**Stored rows:**
_ _ _

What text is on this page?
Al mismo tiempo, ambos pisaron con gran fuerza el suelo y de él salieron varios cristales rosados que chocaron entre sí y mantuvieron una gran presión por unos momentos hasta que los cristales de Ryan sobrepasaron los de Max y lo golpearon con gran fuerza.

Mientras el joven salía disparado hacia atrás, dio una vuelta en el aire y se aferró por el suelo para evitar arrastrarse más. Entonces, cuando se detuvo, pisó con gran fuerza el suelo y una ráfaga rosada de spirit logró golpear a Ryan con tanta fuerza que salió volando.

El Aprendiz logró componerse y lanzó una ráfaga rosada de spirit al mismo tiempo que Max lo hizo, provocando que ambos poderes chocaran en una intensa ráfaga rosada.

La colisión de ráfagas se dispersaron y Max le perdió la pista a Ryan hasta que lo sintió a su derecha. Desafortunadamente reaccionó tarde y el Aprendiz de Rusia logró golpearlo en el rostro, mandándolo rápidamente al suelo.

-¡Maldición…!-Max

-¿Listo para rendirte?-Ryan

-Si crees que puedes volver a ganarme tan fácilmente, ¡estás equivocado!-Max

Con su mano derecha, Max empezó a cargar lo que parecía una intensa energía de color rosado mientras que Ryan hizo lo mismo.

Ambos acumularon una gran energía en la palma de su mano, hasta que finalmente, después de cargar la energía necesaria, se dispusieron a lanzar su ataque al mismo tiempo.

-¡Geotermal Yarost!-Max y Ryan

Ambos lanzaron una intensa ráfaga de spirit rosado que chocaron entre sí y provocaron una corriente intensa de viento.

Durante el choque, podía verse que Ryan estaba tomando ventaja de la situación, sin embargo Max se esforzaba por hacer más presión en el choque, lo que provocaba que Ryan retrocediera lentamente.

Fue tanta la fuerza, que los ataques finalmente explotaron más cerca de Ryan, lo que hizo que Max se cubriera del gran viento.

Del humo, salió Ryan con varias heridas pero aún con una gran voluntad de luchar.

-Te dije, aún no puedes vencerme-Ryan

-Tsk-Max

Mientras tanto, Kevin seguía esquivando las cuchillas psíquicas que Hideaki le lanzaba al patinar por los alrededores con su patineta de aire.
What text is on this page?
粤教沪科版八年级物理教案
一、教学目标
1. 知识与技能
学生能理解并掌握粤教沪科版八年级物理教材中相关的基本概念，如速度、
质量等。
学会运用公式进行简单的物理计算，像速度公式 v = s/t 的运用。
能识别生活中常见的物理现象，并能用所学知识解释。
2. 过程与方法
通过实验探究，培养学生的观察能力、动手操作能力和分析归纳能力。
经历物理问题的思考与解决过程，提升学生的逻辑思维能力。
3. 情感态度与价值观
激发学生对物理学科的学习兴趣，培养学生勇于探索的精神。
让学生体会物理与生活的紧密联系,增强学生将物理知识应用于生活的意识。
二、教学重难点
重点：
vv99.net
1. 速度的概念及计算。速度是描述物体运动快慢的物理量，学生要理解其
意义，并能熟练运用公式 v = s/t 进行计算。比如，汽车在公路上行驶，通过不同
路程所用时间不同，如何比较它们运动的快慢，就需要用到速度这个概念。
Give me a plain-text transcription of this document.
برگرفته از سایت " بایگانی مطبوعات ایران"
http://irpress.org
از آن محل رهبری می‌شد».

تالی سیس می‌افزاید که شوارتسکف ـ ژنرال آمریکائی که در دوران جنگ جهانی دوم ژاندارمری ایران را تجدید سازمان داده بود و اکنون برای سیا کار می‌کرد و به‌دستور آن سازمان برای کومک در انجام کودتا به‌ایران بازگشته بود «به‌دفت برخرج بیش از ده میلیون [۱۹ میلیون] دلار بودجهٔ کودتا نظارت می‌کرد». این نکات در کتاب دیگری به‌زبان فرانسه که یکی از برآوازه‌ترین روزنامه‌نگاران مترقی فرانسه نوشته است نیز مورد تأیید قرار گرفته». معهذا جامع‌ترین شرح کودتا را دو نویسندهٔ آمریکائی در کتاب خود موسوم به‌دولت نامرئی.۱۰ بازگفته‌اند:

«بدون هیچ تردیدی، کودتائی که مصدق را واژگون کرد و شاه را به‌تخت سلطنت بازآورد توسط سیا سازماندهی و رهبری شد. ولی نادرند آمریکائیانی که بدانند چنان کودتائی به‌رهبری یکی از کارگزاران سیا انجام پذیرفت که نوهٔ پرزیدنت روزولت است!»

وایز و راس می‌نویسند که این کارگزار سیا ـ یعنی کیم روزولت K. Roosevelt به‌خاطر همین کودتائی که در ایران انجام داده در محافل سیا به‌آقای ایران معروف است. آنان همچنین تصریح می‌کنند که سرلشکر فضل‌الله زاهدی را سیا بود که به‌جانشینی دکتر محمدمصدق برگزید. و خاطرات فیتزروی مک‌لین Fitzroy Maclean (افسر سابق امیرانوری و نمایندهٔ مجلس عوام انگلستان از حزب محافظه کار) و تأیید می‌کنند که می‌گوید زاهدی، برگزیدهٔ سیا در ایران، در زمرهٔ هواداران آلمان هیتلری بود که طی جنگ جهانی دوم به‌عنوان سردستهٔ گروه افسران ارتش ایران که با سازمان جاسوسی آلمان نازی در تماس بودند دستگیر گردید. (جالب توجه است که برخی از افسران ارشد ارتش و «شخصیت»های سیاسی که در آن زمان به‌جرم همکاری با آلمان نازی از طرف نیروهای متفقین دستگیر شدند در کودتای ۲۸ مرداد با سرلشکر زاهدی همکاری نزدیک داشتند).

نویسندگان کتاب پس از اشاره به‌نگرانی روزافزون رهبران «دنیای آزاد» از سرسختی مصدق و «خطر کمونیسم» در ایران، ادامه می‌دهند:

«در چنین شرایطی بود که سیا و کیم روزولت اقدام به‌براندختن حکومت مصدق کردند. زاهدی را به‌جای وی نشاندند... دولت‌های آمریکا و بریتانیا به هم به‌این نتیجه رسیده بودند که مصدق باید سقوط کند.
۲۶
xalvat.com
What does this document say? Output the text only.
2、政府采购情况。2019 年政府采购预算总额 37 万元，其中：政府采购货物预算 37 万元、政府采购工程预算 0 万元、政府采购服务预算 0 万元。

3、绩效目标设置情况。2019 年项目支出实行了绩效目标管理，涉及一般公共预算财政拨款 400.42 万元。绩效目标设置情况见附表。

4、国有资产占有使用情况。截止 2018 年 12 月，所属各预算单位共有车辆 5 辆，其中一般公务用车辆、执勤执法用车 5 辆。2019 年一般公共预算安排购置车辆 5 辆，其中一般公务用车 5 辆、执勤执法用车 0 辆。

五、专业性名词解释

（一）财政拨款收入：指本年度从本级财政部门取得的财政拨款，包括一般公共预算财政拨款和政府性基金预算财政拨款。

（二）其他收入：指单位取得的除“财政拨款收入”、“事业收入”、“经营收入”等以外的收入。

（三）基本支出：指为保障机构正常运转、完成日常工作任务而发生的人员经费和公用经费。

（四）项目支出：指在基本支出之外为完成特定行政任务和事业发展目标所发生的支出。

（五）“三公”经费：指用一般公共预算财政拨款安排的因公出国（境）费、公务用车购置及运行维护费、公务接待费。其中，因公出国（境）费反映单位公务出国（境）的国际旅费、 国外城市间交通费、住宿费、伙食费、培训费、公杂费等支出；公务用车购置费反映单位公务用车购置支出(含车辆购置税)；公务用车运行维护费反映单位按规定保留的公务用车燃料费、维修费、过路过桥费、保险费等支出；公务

_ _ _

**Problem:** Repeat exactly the lines from the line containing "What does this" through the last line of the records above, including both, and nothing else.

**Written answer:**
What does this document say? Output the text only.
2、政府采购情况。2019 年政府采购预算总额 37 万元，其中：政府采购货物预算 37 万元、政府采购工程预算 0 万元、政府采购服务预算 0 万元。

3、绩效目标设置情况。2019 年项目支出实行了绩效目标管理，涉及一般公共预算财政拨款 400.42 万元。绩效目标设置情况见附表。

4、国有资产占有使用情况。截止 2018 年 12 月，所属各预算单位共有车辆 5 辆，其中一般公务用车辆、执勤执法用车 5 辆。2019 年一般公共预算安排购置车辆 5 辆，其中一般公务用车 5 辆、执勤执法用车 0 辆。

五、专业性名词解释

（一）财政拨款收入：指本年度从本级财政部门取得的财政拨款，包括一般公共预算财政拨款和政府性基金预算财政拨款。

（二）其他收入：指单位取得的除“财政拨款收入”、“事业收入”、“经营收入”等以外的收入。

（三）基本支出：指为保障机构正常运转、完成日常工作任务而发生的人员经费和公用经费。

（四）项目支出：指在基本支出之外为完成特定行政任务和事业发展目标所发生的支出。

（五）“三公”经费：指用一般公共预算财政拨款安排的因公出国（境）费、公务用车购置及运行维护费、公务接待费。其中，因公出国（境）费反映单位公务出国（境）的国际旅费、 国外城市间交通费、住宿费、伙食费、培训费、公杂费等支出；公务用车购置费反映单位公务用车购置支出(含车辆购置税)；公务用车运行维护费反映单位按规定保留的公务用车燃料费、维修费、过路过桥费、保险费等支出；公务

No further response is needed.